··· SUPPLIED RECORDS

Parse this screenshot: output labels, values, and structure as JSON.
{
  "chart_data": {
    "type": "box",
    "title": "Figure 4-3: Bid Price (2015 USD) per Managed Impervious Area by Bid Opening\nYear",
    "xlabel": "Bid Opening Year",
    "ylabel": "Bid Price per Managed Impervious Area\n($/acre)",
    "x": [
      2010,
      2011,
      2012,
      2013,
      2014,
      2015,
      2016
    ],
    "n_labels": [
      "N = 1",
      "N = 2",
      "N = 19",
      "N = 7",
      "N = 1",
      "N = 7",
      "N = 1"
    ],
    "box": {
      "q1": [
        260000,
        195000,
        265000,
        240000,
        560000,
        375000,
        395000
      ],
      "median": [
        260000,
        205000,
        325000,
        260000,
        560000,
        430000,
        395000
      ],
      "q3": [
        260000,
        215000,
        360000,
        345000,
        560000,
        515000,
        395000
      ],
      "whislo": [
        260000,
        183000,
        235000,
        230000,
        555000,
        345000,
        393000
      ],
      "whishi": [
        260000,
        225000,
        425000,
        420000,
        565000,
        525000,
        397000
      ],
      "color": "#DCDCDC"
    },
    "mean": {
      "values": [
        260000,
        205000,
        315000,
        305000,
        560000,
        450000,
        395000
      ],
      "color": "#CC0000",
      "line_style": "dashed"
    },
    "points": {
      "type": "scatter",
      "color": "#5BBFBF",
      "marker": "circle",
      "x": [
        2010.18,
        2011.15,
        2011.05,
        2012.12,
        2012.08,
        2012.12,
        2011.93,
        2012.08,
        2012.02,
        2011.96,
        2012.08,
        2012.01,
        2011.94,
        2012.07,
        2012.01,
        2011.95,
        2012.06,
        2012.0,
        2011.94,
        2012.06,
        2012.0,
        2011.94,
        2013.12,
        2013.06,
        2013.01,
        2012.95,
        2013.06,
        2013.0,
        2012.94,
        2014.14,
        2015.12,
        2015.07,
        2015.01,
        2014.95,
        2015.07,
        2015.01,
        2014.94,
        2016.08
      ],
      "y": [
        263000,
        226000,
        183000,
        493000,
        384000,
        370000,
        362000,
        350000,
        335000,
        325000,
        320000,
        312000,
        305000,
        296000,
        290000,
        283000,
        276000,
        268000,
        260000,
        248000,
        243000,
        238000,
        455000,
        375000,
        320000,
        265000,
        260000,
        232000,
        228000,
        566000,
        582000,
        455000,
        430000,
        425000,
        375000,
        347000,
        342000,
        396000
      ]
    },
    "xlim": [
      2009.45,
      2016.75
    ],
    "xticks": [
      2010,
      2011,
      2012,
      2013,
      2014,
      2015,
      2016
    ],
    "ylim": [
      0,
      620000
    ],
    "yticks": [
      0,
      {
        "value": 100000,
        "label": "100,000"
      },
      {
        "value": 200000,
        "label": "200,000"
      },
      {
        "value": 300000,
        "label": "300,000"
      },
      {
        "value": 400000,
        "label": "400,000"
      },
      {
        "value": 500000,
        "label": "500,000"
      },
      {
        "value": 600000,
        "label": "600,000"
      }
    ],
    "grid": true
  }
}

······

# DIRECTIVE
Each record above should be returned exactly as it appears.

# SOLUTION FOR THIS TASK
Parse this screenshot: output labels, values, and structure as JSON.
{
  "chart_data": {
    "type": "box",
    "title": "Figure 4-3: Bid Price (2015 USD) per Managed Impervious Area by Bid Opening\nYear",
    "xlabel": "Bid Opening Year",
    "ylabel": "Bid Price per Managed Impervious Area\n($/acre)",
    "x": [
      2010,
      2011,
      2012,
      2013,
      2014,
      2015,
      2016
    ],
    "n_labels": [
      "N = 1",
      "N = 2",
      "N = 19",
      "N = 7",
      "N = 1",
      "N = 7",
      "N = 1"
    ],
    "box": {
      "q1": [
        260000,
        195000,
        265000,
        240000,
        560000,
        375000,
        395000
      ],
      "median": [
        260000,
        205000,
        325000,
        260000,
        560000,
        430000,
        395000
      ],
      "q3": [
        260000,
        215000,
        360000,
        345000,
        560000,
        515000,
        395000
      ],
      "whislo": [
        260000,
        183000,
        235000,
        230000,
        555000,
        345000,
        393000
      ],
      "whishi": [
        260000,
        225000,
        425000,
        420000,
        565000,
        525000,
        397000
      ],
      "color": "#DCDCDC"
    },
    "mean": {
      "values": [
        260000,
        205000,
        315000,
        305000,
        560000,
        450000,
        395000
      ],
      "color": "#CC0000",
      "line_style": "dashed"
    },
    "points": {
      "type": "scatter",
      "color": "#5BBFBF",
      "marker": "circle",
      "x": [
        2010.18,
        2011.15,
        2011.05,
        2012.12,
        2012.08,
        2012.12,
        2011.93,
        2012.08,
        2012.02,
        2011.96,
        2012.08,
        2012.01,
        2011.94,
        2012.07,
        2012.01,
        2011.95,
        2012.06,
        2012.0,
        2011.94,
        2012.06,
        2012.0,
        2011.94,
        2013.12,
        2013.06,
        2013.01,
        2012.95,
        2013.06,
        2013.0,
        2012.94,
        2014.14,
        2015.12,
        2015.07,
        2015.01,
        2014.95,
        2015.07,
        2015.01,
        2014.94,
        2016.08
      ],
      "y": [
        263000,
        226000,
        183000,
        493000,
        384000,
        370000,
        362000,
        350000,
        335000,
        325000,
        320000,
        312000,
        305000,
        296000,
        290000,
        283000,
        276000,
        268000,
        260000,
        248000,
        243000,
        238000,
        455000,
        375000,
        320000,
        265000,
        260000,
        232000,
        228000,
        566000,
        582000,
        455000,
        430000,
        425000,
        375000,
        347000,
        342000,
        396000
      ]
    },
    "xlim": [
      2009.45,
      2016.75
    ],
    "xticks": [
      2010,
      2011,
      2012,
      2013,
      2014,
      2015,
      2016
    ],
    "ylim": [
      0,
      620000
    ],
    "yticks": [
      0,
      {
        "value": 100000,
        "label": "100,000"
      },
      {
        "value": 200000,
        "label": "200,000"
      },
      {
        "value": 300000,
        "label": "300,000"
      },
      {
        "value": 400000,
        "label": "400,000"
      },
      {
        "value": 500000,
        "label": "500,000"
      },
      {
        "value": 600000,
        "label": "600,000"
      }
    ],
    "grid": true
  }
}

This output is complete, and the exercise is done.